--- WRITTEN INSTRUCTION ---
Return all of the entries exactly as written.

--- Data items ---
::::::
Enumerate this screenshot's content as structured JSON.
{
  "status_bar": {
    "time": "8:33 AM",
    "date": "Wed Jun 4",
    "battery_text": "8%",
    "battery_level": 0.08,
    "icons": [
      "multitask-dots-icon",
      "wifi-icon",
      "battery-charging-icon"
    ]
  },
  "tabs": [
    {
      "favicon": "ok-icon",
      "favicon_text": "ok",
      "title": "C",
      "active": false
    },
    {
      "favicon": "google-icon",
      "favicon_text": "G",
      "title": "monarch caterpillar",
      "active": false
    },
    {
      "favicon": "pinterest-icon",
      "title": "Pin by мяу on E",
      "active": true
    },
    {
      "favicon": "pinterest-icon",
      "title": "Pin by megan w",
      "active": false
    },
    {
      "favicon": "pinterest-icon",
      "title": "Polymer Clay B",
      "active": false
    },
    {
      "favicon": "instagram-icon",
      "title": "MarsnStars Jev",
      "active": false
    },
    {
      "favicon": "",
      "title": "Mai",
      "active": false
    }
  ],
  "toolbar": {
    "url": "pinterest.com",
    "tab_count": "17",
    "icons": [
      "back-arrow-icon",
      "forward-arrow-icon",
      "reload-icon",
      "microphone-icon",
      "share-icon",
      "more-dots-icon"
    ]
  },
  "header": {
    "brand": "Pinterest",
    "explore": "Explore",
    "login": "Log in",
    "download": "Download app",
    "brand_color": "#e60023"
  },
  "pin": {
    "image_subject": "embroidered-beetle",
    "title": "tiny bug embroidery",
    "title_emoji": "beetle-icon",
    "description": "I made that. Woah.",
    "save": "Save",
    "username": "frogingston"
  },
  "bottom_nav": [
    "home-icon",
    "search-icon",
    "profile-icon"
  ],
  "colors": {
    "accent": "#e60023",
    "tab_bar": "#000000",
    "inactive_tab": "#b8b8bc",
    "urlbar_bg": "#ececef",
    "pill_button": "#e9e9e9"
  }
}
::::::
--- ANSWER BELOW ---
Enumerate this screenshot's content as structured JSON.
{
  "status_bar": {
    "time": "8:33 AM",
    "date": "Wed Jun 4",
    "battery_text": "8%",
    "battery_level": 0.08,
    "icons": [
      "multitask-dots-icon",
      "wifi-icon",
      "battery-charging-icon"
    ]
  },
  "tabs": [
    {
      "favicon": "ok-icon",
      "favicon_text": "ok",
      "title": "C",
      "active": false
    },
    {
      "favicon": "google-icon",
      "favicon_text": "G",
      "title": "monarch caterpillar",
      "active": false
    },
    {
      "favicon": "pinterest-icon",
      "title": "Pin by мяу on E",
      "active": true
    },
    {
      "favicon": "pinterest-icon",
      "title": "Pin by megan w",
      "active": false
    },
    {
      "favicon": "pinterest-icon",
      "title": "Polymer Clay B",
      "active": false
    },
    {
      "favicon": "instagram-icon",
      "title": "MarsnStars Jev",
      "active": false
    },
    {
      "favicon": "",
      "title": "Mai",
      "active": false
    }
  ],
  "toolbar": {
    "url": "pinterest.com",
    "tab_count": "17",
    "icons": [
      "back-arrow-icon",
      "forward-arrow-icon",
      "reload-icon",
      "microphone-icon",
      "share-icon",
      "more-dots-icon"
    ]
  },
  "header": {
    "brand": "Pinterest",
    "explore": "Explore",
    "login": "Log in",
    "download": "Download app",
    "brand_color": "#e60023"
  },
  "pin": {
    "image_subject": "embroidered-beetle",
    "title": "tiny bug embroidery",
    "title_emoji": "beetle-icon",
    "description": "I made that. Woah.",
    "save": "Save",
    "username": "frogingston"
  },
  "bottom_nav": [
    "home-icon",
    "search-icon",
    "profile-icon"
  ],
  "colors": {
    "accent": "#e60023",
    "tab_bar": "#000000",
    "inactive_tab": "#b8b8bc",
    "urlbar_bg": "#ececef",
    "pill_button": "#e9e9e9"
  }
}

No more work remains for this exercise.